Supplied entries:
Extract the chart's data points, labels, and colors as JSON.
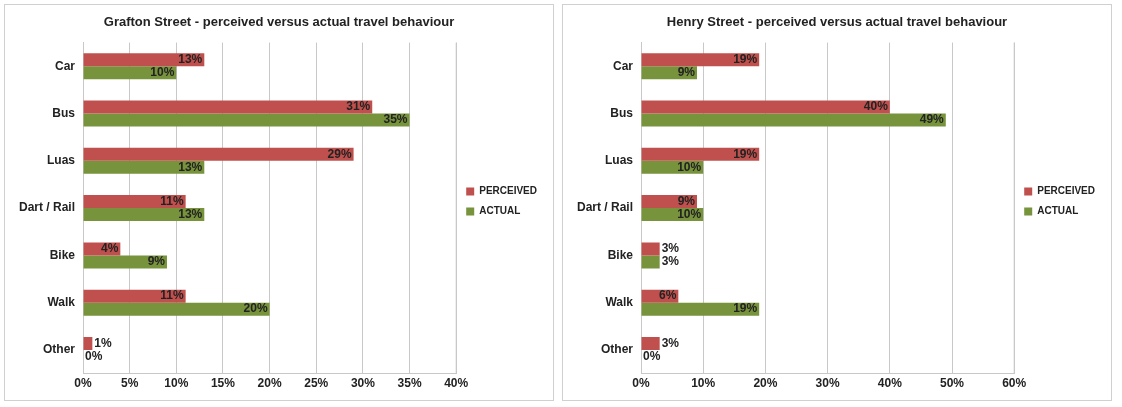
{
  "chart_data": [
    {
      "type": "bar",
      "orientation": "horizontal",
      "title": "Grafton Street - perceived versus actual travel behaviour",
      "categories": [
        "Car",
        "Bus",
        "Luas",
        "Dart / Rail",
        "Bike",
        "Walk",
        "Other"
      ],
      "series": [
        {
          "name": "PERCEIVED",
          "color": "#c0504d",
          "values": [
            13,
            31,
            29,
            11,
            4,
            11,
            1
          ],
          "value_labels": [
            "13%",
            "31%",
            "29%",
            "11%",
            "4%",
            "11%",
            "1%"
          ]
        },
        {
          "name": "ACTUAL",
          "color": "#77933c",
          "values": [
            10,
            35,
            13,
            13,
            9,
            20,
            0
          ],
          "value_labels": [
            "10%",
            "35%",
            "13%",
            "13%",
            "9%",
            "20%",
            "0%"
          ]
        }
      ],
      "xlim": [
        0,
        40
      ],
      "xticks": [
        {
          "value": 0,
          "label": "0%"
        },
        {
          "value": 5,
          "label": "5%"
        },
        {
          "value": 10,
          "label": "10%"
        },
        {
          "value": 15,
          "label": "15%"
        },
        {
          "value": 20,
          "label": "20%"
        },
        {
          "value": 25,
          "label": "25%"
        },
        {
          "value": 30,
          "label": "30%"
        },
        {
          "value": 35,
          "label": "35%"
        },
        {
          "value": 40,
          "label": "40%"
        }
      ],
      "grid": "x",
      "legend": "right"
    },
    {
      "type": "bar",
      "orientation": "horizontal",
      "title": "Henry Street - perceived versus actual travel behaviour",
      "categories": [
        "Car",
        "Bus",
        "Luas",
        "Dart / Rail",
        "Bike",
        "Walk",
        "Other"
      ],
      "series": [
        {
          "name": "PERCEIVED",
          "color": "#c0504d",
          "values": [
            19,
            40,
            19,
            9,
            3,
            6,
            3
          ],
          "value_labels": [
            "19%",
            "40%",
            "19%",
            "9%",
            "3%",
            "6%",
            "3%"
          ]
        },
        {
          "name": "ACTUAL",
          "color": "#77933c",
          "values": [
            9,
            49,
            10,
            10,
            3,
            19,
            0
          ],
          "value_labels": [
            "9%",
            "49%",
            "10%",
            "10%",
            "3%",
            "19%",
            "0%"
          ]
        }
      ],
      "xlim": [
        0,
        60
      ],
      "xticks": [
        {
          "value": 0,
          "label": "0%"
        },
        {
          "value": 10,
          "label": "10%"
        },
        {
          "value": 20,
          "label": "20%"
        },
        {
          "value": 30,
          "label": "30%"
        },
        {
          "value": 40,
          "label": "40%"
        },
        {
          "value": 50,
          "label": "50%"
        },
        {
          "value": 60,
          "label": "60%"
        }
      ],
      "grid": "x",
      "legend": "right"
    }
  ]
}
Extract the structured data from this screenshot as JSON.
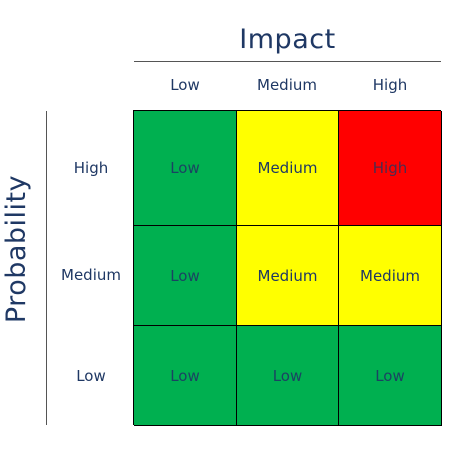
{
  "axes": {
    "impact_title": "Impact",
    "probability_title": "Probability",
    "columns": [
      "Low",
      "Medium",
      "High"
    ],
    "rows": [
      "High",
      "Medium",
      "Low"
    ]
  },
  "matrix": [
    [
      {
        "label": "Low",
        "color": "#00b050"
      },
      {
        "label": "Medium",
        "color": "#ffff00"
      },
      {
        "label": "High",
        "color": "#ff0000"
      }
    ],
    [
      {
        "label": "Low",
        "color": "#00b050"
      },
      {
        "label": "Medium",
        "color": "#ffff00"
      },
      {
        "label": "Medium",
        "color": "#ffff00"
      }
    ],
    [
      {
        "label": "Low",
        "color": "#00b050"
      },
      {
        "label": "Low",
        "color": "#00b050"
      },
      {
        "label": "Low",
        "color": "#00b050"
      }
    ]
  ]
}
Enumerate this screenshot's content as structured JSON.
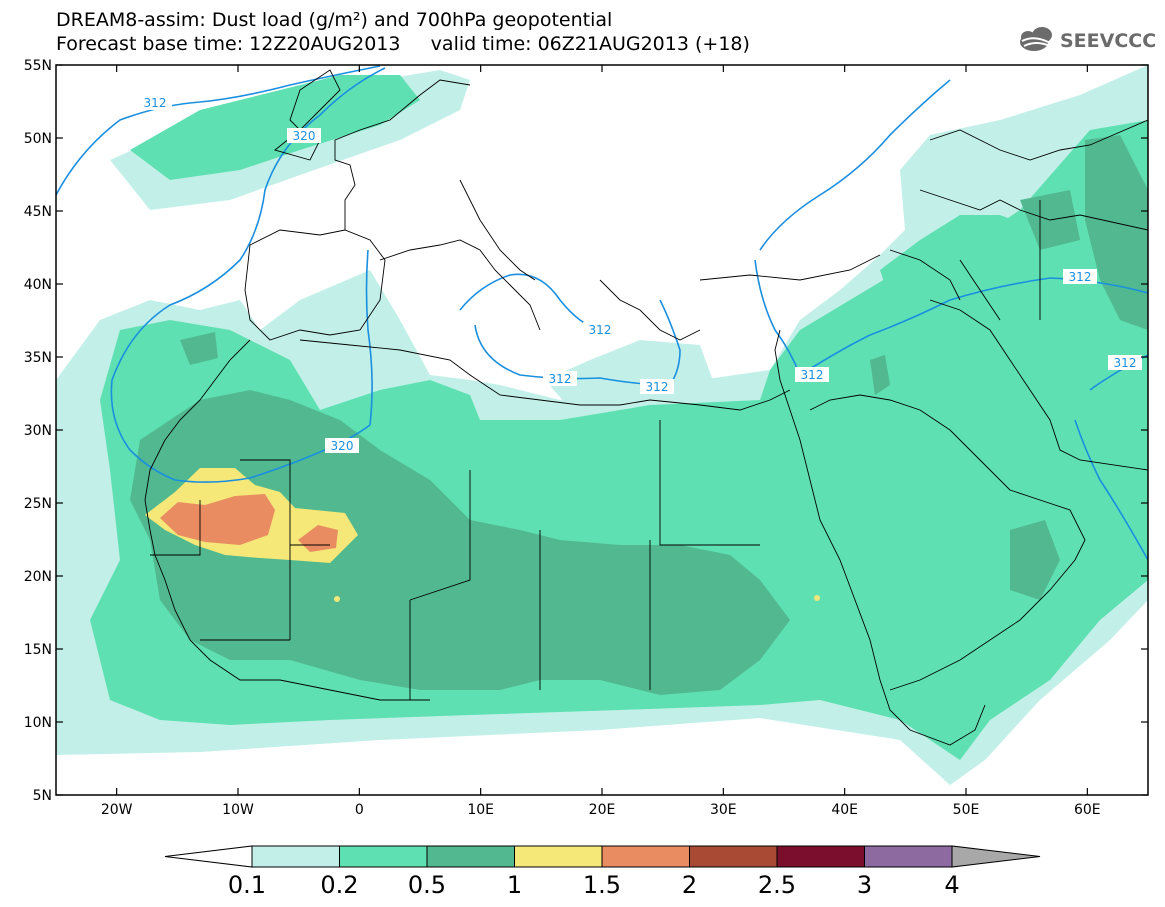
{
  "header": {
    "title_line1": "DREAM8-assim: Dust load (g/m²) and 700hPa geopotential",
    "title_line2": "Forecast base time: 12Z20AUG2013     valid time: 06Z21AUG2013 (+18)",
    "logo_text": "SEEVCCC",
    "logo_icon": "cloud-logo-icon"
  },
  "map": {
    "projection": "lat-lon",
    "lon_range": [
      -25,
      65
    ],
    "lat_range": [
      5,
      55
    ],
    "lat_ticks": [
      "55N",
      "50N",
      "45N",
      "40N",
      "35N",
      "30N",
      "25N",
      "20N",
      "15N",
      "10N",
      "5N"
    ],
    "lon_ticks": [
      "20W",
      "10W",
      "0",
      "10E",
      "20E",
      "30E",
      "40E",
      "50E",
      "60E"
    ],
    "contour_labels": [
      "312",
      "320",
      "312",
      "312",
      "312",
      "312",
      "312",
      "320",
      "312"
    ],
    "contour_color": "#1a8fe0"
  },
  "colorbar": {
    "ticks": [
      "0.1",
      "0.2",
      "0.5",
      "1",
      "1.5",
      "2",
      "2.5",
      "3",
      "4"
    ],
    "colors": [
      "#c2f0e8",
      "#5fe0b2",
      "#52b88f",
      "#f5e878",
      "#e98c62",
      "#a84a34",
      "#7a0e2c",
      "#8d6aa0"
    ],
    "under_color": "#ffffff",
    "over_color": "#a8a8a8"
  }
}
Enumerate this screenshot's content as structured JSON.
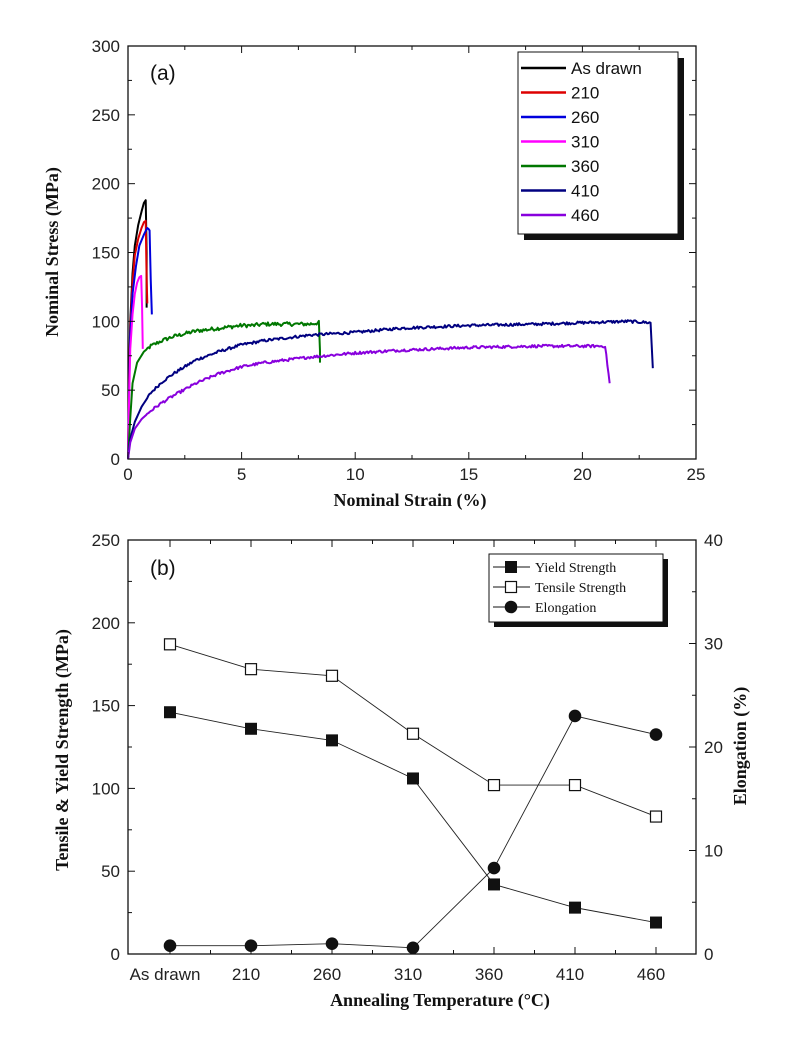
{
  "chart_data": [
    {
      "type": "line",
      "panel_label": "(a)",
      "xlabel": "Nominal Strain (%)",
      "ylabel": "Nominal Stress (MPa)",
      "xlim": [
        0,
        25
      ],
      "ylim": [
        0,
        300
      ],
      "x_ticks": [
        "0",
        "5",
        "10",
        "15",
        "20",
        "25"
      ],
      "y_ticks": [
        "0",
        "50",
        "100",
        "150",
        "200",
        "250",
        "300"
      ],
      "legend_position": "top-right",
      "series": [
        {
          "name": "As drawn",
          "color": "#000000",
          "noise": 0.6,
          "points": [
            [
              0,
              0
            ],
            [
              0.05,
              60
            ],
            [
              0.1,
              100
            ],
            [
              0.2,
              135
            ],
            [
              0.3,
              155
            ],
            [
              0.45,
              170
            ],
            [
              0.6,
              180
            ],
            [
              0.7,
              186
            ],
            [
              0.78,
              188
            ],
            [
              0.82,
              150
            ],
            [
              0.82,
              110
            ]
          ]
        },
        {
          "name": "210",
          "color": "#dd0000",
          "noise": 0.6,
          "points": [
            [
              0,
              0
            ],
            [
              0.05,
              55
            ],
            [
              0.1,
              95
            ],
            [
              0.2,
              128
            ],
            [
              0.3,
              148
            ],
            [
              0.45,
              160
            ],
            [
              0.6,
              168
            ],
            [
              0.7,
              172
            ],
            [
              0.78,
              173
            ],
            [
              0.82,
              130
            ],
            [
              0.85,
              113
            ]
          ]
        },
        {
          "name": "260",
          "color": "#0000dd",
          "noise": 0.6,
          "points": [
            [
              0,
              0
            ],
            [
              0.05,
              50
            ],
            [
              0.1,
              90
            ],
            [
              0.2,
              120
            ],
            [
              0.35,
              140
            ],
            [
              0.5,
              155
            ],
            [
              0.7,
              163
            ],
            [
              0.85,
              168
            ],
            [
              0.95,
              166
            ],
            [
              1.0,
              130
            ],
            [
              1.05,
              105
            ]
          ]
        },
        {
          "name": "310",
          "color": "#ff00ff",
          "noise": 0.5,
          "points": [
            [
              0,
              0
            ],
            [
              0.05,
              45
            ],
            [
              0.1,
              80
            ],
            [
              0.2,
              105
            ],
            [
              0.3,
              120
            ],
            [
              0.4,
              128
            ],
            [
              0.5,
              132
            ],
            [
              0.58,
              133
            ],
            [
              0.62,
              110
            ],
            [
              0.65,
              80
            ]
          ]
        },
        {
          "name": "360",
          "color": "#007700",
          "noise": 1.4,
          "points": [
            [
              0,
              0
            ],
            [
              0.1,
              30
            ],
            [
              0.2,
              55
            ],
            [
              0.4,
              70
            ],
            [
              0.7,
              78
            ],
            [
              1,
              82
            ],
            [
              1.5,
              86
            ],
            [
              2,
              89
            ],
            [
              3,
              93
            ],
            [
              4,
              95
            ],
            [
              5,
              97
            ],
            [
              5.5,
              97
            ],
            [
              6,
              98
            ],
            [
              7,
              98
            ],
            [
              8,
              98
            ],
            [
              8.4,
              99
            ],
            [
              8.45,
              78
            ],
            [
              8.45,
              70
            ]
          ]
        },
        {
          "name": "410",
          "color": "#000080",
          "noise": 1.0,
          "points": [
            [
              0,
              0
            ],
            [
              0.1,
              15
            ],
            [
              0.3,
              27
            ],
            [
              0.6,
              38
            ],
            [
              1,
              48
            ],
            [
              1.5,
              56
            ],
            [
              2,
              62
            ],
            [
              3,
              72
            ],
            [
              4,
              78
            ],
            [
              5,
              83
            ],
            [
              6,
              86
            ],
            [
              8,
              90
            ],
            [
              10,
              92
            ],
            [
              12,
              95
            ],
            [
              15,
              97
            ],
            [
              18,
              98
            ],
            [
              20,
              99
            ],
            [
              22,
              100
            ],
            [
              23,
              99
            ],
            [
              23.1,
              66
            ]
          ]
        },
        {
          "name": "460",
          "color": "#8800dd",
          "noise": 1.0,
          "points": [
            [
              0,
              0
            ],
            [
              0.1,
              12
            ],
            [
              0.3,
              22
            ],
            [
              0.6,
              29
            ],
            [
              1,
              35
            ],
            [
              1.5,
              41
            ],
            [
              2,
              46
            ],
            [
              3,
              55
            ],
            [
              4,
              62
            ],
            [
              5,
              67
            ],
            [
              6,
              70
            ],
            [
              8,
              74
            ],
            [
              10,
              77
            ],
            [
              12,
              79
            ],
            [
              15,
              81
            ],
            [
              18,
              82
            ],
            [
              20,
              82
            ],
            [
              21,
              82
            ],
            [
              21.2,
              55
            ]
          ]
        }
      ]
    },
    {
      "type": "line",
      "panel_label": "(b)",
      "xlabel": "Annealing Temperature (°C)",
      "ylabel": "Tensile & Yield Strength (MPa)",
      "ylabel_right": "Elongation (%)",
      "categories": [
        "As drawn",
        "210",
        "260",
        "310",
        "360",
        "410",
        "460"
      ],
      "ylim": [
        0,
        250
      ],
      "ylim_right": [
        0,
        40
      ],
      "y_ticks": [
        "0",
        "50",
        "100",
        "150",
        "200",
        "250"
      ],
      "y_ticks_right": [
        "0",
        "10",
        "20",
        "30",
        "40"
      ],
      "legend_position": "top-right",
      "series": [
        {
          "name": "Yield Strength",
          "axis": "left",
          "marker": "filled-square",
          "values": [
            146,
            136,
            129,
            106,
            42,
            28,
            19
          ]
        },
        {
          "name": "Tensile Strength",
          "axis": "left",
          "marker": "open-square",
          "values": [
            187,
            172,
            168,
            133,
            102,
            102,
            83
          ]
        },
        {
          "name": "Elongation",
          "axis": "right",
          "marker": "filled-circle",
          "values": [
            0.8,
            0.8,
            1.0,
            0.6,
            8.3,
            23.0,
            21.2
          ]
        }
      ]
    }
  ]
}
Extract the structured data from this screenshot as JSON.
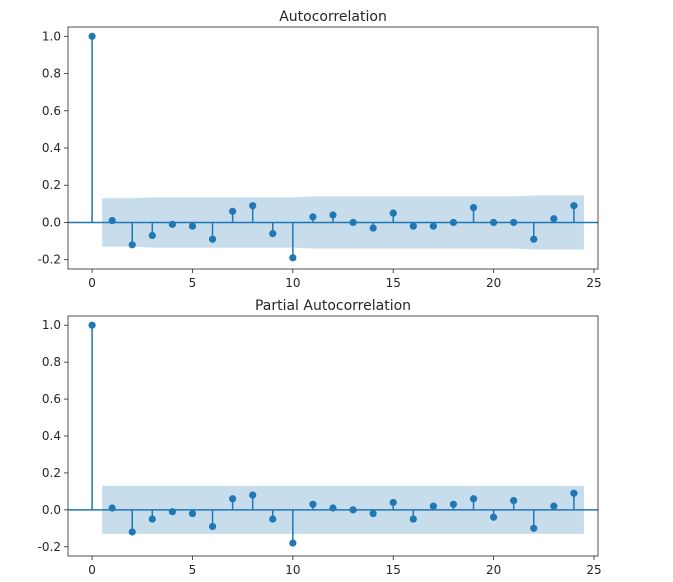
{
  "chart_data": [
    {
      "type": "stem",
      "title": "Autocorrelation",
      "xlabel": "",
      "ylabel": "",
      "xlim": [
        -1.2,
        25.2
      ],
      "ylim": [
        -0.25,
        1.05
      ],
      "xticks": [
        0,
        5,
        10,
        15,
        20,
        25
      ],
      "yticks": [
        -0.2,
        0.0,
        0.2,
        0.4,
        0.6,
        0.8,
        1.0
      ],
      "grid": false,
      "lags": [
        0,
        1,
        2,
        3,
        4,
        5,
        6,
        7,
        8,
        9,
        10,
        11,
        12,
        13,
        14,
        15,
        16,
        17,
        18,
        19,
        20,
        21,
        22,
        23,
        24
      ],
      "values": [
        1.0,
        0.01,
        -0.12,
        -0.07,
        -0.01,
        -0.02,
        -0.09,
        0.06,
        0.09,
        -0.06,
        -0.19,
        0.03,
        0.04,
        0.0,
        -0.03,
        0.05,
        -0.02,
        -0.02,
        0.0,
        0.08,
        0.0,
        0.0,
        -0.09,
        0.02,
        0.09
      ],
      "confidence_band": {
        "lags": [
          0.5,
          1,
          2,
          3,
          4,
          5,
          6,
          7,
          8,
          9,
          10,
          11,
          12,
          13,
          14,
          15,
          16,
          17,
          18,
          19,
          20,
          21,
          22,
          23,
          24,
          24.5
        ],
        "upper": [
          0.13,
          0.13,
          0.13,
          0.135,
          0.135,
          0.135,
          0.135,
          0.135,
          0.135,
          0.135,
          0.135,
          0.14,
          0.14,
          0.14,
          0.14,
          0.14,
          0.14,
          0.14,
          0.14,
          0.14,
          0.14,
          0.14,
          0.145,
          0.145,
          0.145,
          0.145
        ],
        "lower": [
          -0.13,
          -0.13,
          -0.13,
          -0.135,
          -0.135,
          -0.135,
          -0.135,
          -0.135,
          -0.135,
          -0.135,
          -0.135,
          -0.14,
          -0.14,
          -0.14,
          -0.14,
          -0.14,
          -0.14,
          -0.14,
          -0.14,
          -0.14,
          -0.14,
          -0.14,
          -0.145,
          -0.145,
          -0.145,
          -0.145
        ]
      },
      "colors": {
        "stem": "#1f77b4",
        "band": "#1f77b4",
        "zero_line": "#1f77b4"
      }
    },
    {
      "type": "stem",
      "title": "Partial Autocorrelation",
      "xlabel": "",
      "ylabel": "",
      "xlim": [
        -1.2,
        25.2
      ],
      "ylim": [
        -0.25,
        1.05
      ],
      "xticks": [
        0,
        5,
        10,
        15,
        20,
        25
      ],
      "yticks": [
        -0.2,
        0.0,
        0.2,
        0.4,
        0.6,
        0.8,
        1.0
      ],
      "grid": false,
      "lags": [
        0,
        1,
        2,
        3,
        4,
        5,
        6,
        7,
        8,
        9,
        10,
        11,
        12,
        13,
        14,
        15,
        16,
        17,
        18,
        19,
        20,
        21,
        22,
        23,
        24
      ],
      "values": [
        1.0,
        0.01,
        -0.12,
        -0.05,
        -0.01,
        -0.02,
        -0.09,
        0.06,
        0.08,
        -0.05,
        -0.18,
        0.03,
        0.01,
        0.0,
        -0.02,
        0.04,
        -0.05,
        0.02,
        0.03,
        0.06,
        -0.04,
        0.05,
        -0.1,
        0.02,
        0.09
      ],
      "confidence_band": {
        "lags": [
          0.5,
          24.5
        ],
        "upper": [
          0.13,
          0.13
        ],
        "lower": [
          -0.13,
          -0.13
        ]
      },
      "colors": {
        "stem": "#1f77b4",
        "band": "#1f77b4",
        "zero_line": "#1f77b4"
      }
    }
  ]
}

Your task: Pick out the lines containing the word "behaviour" and show them.

Solution:
      "title": "Grafton Street - perceived versus actual travel behaviour",
      "title": "Henry Street - perceived versus actual travel behaviour",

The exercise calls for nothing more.